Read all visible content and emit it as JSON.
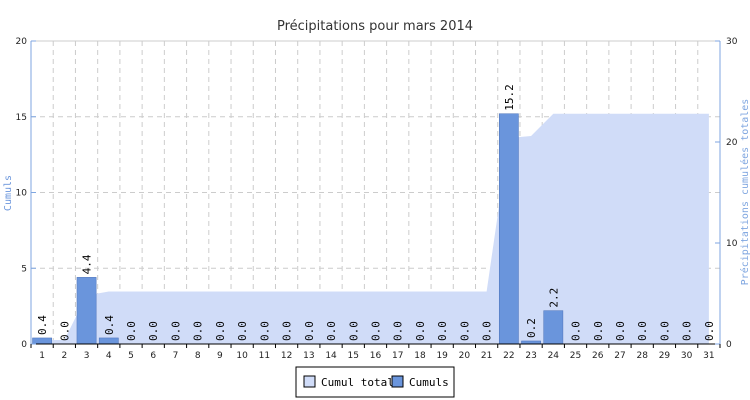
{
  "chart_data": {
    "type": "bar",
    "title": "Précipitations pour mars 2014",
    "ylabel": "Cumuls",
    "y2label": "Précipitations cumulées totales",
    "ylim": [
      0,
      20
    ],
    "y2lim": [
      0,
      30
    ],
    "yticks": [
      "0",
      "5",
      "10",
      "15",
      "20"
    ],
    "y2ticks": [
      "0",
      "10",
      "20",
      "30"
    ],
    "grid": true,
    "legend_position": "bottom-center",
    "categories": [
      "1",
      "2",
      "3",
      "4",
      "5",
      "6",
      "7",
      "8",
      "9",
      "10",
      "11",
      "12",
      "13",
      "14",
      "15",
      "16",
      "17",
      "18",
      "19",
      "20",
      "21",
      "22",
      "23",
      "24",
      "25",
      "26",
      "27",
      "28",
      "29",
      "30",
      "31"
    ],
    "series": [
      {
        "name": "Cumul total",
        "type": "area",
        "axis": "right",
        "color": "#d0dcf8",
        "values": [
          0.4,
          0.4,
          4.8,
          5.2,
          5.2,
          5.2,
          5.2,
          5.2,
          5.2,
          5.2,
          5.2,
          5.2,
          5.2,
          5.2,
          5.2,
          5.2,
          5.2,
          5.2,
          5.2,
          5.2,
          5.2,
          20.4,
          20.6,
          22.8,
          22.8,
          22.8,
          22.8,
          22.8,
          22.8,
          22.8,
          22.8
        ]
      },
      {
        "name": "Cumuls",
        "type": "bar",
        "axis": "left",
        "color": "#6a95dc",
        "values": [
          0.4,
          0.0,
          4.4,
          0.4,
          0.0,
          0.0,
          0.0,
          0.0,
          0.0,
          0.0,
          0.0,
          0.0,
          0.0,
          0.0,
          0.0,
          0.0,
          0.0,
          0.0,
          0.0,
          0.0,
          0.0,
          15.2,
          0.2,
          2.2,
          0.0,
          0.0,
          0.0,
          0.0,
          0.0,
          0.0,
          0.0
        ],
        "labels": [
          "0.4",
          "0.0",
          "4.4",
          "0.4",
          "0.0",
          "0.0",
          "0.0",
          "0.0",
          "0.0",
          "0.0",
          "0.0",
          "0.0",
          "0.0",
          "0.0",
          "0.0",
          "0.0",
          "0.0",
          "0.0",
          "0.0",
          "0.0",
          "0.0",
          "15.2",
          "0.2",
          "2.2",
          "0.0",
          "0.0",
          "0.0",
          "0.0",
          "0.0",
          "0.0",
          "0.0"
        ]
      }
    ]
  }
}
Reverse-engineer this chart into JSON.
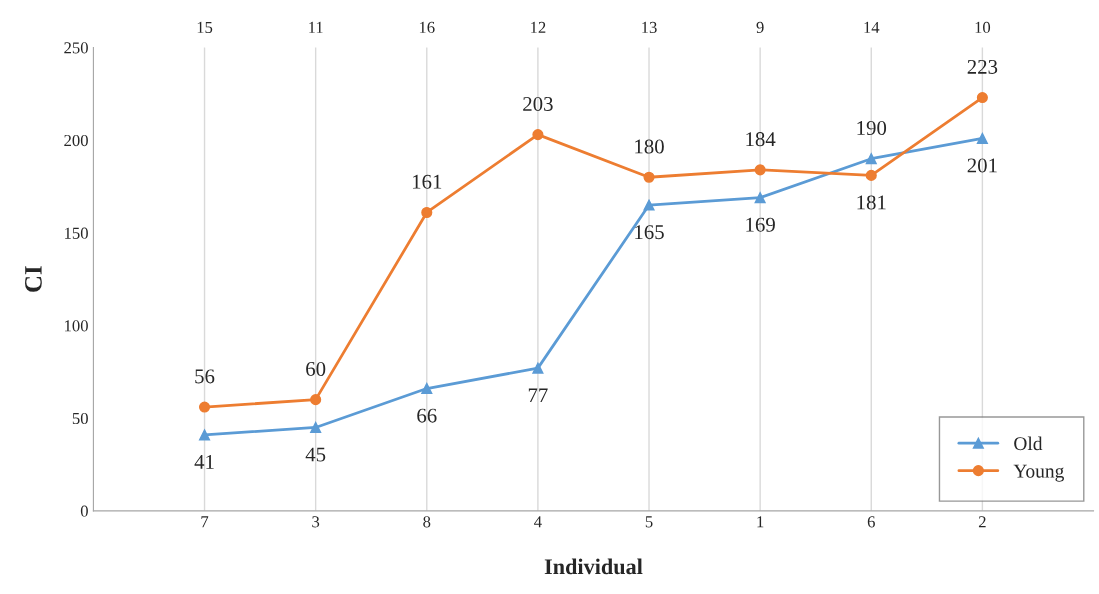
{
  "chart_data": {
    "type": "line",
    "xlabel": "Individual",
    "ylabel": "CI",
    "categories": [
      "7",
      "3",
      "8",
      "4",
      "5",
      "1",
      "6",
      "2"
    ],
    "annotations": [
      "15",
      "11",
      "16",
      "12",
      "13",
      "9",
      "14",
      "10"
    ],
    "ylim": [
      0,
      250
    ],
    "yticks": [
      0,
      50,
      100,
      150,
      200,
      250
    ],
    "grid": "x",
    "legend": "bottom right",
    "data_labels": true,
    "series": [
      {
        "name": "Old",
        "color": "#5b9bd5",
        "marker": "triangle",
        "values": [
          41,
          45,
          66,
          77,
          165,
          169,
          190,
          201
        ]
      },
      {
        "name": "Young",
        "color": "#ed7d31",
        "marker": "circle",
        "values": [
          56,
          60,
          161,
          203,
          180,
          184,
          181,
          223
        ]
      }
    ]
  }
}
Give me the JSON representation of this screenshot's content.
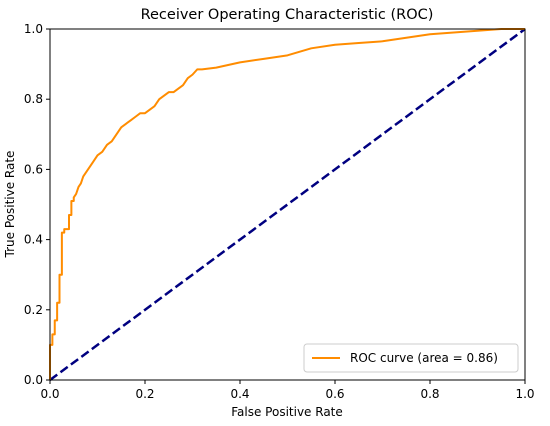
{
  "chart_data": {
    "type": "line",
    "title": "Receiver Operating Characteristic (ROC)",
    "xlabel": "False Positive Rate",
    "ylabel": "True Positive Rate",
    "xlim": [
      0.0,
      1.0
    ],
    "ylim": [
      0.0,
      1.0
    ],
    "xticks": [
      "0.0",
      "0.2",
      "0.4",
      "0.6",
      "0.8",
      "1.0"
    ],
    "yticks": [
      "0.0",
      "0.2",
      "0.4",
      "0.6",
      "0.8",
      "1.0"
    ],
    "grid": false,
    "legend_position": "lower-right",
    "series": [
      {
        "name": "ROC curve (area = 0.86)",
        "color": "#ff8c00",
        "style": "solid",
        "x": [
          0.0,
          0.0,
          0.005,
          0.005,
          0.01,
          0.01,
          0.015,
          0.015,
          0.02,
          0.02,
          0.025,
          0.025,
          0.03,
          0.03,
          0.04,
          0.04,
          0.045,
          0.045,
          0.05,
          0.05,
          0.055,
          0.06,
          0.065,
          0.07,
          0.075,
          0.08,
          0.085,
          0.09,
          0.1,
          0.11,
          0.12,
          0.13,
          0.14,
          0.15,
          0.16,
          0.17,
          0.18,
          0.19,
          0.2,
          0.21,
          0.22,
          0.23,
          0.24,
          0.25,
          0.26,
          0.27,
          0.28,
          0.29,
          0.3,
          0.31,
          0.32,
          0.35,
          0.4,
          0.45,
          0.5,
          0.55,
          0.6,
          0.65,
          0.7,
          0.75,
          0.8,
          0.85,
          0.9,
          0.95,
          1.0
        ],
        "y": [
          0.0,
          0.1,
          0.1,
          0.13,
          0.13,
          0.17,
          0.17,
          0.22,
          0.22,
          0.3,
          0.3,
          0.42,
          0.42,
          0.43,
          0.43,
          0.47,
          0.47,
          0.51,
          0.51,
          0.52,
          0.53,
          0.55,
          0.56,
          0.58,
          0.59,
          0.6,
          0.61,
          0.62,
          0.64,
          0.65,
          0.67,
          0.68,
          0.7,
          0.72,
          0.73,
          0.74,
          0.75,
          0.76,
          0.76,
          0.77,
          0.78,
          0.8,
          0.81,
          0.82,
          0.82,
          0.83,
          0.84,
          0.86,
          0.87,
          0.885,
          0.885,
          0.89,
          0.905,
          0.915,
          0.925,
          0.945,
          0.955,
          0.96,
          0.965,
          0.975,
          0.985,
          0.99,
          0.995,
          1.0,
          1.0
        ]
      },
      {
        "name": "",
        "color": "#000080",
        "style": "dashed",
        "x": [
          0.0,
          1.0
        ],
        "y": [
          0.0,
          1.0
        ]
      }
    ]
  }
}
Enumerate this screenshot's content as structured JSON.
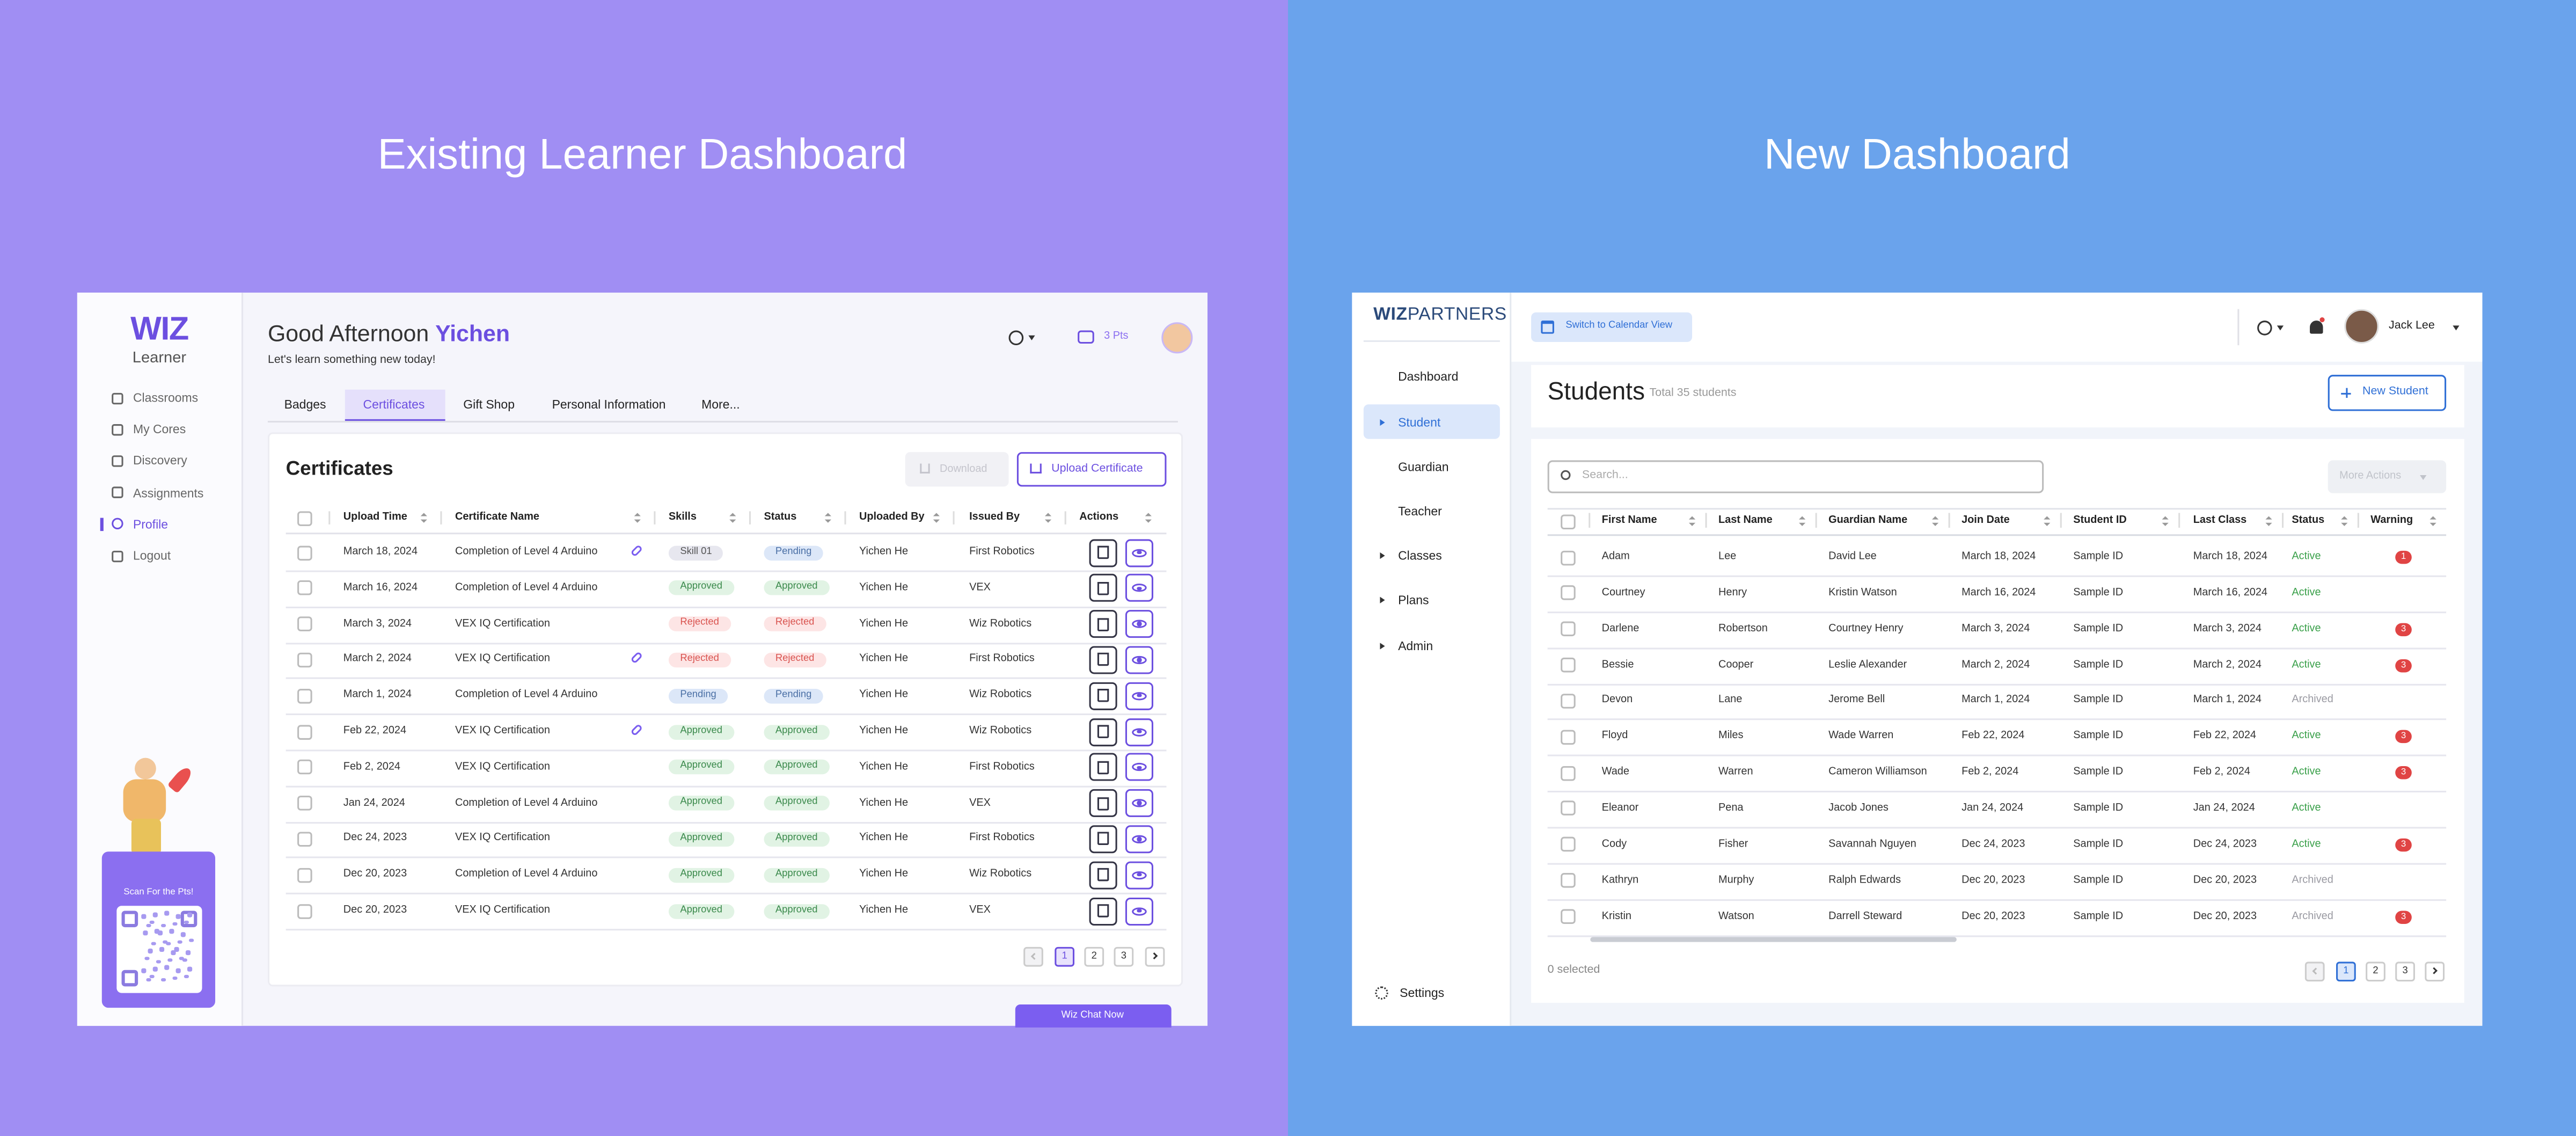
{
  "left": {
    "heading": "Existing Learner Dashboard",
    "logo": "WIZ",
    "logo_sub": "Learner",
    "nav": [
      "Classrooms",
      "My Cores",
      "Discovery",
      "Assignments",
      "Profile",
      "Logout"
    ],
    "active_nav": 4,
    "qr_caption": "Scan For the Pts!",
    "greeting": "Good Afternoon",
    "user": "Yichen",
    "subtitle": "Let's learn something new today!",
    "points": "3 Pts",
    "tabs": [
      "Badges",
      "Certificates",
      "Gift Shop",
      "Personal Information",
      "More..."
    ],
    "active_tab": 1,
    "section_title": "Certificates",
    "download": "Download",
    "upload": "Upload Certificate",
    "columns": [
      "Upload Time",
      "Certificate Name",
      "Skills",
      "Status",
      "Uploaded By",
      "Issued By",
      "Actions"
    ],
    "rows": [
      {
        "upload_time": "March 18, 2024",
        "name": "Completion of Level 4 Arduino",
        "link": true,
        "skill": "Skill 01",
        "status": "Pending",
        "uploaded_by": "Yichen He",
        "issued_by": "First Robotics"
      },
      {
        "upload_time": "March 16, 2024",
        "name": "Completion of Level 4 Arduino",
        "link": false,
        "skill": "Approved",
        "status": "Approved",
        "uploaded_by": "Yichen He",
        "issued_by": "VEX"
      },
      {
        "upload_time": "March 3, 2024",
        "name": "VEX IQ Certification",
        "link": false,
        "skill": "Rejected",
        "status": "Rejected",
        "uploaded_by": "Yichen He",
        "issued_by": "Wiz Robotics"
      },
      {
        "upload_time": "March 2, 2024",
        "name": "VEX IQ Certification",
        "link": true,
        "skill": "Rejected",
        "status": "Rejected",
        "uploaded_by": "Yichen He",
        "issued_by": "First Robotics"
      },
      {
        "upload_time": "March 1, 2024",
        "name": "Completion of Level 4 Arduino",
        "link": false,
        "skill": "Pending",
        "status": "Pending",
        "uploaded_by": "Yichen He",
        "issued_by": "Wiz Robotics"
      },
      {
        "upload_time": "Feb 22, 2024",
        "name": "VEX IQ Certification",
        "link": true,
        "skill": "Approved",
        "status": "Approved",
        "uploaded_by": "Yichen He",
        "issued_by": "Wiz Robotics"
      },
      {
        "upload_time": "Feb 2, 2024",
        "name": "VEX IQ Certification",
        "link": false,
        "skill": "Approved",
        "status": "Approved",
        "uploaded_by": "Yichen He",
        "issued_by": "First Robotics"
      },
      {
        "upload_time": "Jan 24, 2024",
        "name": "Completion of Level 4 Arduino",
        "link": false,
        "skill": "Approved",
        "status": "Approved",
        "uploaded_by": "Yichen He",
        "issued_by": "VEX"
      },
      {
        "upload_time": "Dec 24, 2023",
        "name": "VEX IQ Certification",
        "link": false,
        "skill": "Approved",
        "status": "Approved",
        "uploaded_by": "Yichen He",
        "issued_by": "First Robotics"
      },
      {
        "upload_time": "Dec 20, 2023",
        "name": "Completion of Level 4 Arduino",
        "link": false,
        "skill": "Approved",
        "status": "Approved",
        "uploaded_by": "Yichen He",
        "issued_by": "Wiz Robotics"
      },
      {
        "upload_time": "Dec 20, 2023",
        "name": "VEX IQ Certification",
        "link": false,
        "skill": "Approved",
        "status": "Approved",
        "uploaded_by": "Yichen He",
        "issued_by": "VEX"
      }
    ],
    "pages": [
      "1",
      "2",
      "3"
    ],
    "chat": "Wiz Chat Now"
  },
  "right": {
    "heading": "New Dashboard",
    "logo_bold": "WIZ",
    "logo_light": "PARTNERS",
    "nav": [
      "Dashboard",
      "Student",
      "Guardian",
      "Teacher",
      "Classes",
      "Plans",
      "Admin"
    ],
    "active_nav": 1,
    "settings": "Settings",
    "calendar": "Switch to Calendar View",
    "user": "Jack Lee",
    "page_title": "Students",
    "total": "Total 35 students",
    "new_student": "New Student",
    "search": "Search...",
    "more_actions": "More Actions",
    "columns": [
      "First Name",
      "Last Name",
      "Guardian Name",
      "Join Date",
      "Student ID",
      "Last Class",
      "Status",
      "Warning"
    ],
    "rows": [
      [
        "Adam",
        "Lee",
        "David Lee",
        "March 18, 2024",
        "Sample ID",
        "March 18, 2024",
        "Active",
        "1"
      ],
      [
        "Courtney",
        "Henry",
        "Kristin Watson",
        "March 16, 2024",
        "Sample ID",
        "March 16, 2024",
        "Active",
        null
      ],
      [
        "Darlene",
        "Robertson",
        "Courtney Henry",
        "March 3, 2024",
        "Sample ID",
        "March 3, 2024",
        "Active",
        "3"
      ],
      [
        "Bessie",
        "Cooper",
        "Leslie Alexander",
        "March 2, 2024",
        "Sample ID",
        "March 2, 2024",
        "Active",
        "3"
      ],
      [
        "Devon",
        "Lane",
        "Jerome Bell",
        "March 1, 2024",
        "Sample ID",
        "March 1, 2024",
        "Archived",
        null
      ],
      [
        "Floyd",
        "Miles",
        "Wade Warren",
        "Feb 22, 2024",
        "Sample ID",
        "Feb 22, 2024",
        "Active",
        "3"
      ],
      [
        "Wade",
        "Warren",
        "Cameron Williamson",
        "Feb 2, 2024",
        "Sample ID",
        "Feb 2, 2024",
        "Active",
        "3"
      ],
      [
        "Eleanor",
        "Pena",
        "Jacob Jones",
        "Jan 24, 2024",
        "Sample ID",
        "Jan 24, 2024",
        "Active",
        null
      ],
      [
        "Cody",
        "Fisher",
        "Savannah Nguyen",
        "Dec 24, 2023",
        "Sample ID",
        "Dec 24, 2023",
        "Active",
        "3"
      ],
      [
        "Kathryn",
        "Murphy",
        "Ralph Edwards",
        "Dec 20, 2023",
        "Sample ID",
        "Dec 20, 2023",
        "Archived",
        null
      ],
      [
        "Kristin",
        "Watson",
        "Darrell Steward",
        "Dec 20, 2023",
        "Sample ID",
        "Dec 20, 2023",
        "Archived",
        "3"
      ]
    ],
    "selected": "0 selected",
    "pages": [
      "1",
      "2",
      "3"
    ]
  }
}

→ **What to produce**
In the listing, find each line with the string "color" and copy it.

→ **Task result**
        "color": "#d0dcf8",
        "color": "#6a95dc",
        "color": "#5b9bd5",
        "color": "#ed7d31",
        "color": "#ff8c00",
        "color": "#000080",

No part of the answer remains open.